**Aim of the task**
Reproduce the material verbatim, from its start through the line containing "188, 134, 191]".

'''

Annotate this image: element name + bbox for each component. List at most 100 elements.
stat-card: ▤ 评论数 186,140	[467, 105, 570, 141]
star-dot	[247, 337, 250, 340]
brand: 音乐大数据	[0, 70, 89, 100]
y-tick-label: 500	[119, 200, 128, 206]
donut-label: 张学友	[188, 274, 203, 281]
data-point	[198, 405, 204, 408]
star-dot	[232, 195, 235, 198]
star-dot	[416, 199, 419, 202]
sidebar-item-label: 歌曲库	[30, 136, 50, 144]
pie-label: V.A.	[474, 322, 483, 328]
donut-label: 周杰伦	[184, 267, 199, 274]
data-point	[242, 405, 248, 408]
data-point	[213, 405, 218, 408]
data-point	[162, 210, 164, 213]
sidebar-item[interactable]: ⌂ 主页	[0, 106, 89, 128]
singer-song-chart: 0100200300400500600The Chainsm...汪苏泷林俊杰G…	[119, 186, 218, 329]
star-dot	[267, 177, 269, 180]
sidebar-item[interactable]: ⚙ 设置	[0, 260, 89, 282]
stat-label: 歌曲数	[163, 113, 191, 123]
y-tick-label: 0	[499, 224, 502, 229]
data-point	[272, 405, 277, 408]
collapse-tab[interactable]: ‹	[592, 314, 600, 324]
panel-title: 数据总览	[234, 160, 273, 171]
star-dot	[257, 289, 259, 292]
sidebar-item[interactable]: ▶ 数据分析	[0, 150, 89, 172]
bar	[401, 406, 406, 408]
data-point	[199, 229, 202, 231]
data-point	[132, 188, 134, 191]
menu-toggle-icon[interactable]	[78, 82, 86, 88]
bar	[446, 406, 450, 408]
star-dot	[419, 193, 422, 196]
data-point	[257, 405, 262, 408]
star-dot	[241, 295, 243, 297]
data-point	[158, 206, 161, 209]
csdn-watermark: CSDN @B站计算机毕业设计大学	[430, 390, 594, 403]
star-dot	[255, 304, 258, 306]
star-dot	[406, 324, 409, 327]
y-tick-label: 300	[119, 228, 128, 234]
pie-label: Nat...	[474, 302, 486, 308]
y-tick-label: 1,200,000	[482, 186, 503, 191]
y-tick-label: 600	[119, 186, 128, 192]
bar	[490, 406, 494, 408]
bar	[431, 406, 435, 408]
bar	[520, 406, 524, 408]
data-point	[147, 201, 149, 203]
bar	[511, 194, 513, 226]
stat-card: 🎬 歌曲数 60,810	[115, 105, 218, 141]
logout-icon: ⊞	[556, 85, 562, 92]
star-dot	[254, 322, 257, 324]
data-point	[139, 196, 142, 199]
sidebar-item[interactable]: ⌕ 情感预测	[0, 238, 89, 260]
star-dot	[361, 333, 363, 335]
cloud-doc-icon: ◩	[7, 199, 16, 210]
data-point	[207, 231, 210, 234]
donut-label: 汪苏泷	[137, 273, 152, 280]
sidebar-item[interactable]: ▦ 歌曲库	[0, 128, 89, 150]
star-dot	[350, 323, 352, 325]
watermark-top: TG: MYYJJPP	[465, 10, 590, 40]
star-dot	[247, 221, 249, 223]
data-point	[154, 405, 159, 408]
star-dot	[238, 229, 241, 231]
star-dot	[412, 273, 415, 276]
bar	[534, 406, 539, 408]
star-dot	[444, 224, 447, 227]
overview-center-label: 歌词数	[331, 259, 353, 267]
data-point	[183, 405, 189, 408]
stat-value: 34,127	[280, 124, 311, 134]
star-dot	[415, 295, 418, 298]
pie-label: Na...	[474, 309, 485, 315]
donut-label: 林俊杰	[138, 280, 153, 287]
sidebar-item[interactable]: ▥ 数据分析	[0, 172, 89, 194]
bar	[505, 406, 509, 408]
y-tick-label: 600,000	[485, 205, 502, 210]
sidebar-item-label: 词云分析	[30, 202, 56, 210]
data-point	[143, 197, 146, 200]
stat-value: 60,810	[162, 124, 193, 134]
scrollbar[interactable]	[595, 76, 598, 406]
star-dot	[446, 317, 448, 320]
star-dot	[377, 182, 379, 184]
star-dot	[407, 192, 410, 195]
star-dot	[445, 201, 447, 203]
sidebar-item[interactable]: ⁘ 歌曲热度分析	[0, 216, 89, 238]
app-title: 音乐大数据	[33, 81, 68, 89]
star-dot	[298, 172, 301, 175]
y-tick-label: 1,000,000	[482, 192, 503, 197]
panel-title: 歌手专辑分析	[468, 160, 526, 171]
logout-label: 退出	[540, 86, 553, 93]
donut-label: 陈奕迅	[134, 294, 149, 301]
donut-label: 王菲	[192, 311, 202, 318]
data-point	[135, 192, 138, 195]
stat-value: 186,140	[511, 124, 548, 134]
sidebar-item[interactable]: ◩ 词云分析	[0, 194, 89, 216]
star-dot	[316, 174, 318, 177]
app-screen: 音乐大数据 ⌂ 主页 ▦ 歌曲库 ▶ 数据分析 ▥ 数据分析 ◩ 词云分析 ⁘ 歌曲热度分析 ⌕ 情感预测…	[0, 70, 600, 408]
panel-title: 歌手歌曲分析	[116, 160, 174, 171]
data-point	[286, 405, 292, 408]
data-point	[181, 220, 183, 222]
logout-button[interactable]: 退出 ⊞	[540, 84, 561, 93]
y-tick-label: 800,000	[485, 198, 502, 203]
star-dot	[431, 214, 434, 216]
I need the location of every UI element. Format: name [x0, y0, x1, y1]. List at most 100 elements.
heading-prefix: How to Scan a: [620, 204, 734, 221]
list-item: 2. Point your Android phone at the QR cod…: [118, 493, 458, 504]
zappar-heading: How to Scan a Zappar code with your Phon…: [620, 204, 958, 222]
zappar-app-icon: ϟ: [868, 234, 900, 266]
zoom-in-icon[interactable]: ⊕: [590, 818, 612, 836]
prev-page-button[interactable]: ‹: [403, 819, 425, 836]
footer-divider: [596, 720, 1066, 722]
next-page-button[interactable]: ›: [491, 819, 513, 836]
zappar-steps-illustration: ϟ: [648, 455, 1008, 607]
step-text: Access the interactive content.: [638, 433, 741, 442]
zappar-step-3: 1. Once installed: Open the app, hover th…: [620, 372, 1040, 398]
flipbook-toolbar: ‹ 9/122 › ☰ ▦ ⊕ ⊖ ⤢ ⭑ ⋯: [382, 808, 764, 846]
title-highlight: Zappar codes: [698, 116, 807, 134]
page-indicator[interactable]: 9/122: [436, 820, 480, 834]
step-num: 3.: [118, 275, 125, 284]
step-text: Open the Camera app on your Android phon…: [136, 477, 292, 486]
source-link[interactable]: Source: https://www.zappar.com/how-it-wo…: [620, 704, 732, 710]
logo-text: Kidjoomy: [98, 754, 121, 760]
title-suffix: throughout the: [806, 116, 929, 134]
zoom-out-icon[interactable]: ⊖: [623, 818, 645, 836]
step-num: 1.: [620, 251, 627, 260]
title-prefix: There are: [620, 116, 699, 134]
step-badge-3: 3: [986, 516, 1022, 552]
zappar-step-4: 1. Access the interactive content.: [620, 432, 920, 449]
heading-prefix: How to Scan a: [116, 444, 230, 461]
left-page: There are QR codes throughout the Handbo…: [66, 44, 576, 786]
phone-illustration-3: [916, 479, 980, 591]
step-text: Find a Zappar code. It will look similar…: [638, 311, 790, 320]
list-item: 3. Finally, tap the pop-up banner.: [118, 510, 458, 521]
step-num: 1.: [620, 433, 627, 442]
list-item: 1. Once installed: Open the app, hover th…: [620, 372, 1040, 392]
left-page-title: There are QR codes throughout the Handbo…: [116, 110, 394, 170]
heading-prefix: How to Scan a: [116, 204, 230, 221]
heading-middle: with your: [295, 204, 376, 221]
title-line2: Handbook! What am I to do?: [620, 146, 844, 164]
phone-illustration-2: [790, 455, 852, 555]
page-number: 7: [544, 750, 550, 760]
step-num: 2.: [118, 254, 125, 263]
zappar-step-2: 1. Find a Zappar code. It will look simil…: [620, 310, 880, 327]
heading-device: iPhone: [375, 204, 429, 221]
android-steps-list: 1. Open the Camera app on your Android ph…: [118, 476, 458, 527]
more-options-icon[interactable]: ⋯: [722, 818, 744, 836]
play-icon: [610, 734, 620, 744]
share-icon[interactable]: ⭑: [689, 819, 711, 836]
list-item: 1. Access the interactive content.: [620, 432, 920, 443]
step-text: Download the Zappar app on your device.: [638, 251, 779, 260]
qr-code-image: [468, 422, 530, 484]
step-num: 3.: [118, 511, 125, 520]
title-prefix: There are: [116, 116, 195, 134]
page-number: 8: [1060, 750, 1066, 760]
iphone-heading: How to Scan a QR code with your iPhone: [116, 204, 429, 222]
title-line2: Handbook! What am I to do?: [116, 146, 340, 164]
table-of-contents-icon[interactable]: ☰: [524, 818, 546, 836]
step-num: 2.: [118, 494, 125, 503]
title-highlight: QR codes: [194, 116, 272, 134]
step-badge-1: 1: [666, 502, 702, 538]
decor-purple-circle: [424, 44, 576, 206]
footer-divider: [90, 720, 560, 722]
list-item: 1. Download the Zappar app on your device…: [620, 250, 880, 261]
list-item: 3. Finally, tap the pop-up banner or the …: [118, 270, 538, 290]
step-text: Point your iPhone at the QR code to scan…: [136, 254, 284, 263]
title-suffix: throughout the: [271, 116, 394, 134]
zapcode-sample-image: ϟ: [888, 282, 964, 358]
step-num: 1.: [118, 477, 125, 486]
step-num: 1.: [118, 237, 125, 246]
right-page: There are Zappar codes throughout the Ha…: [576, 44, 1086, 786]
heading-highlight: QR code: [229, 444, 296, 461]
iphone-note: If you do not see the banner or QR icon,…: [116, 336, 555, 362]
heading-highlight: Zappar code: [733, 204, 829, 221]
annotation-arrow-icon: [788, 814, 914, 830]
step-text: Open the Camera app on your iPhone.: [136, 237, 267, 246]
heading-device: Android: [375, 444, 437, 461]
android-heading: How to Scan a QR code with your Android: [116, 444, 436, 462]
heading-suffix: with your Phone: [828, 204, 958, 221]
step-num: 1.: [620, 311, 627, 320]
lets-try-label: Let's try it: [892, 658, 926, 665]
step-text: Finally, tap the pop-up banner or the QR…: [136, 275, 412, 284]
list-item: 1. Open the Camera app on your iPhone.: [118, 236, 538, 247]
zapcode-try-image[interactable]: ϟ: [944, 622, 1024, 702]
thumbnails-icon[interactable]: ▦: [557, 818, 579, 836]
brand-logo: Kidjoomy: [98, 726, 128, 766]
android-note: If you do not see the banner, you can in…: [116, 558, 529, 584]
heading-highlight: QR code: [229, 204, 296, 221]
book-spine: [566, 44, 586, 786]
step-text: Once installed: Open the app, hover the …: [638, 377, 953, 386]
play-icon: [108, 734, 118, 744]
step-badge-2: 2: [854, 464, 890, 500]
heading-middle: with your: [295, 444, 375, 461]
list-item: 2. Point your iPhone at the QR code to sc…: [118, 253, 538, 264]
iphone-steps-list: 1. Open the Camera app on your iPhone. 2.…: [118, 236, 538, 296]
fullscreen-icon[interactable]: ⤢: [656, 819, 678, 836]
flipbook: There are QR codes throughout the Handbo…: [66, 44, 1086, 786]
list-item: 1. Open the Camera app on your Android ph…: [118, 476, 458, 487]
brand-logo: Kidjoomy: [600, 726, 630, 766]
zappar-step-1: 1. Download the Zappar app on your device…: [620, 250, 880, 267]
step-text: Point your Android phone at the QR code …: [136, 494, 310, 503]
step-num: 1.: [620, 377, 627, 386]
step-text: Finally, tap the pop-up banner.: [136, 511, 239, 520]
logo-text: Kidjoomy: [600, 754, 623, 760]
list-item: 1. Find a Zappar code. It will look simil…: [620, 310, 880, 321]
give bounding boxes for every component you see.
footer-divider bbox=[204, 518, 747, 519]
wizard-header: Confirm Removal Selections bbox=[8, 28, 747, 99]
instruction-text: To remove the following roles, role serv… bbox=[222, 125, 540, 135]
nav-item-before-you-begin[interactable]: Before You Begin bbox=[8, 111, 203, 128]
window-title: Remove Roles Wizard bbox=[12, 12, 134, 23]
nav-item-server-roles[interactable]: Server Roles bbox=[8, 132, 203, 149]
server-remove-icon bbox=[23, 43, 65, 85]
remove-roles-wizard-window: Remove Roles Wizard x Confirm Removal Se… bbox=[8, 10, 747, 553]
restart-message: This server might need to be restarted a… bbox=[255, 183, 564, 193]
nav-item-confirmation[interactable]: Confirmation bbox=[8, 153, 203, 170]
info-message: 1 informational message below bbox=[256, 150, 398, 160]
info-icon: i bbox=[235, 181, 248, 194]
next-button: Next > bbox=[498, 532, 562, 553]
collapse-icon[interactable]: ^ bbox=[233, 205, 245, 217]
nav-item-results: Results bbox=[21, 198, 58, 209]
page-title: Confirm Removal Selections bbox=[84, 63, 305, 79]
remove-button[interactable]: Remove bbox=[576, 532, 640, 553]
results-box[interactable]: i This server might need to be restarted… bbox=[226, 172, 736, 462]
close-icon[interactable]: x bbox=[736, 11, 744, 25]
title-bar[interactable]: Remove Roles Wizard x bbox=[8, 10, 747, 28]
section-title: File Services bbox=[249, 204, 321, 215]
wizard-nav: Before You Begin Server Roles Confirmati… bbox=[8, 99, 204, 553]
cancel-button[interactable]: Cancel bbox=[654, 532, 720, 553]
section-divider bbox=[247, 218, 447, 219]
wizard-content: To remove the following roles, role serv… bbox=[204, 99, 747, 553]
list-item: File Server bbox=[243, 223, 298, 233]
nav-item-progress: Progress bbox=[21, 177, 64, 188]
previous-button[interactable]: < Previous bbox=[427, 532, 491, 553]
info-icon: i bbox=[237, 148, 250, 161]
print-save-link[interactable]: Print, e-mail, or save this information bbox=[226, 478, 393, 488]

'''

**Result of this exercise**
Annotate this image: element name + bbox for each component. List at most 100 elements.
stat-card: ▤ 评论数 186,140	[467, 105, 570, 141]
star-dot	[247, 337, 250, 340]
brand: 音乐大数据	[0, 70, 89, 100]
y-tick-label: 500	[119, 200, 128, 206]
donut-label: 张学友	[188, 274, 203, 281]
data-point	[198, 405, 204, 408]
star-dot	[232, 195, 235, 198]
star-dot	[416, 199, 419, 202]
sidebar-item-label: 歌曲库	[30, 136, 50, 144]
pie-label: V.A.	[474, 322, 483, 328]
donut-label: 周杰伦	[184, 267, 199, 274]
data-point	[242, 405, 248, 408]
data-point	[213, 405, 218, 408]
data-point	[162, 210, 164, 213]
sidebar-item[interactable]: ⌂ 主页	[0, 106, 89, 128]
singer-song-chart: 0100200300400500600The Chainsm...汪苏泷林俊杰G…	[119, 186, 218, 329]
star-dot	[267, 177, 269, 180]
sidebar-item[interactable]: ⚙ 设置	[0, 260, 89, 282]
stat-label: 歌曲数	[163, 113, 191, 123]
y-tick-label: 0	[499, 224, 502, 229]
data-point	[272, 405, 277, 408]
collapse-tab[interactable]: ‹	[592, 314, 600, 324]
panel-title: 数据总览	[234, 160, 273, 171]
star-dot	[257, 289, 259, 292]
sidebar-item[interactable]: ▶ 数据分析	[0, 150, 89, 172]
bar	[401, 406, 406, 408]
data-point	[199, 229, 202, 231]
data-point	[132, 188, 134, 191]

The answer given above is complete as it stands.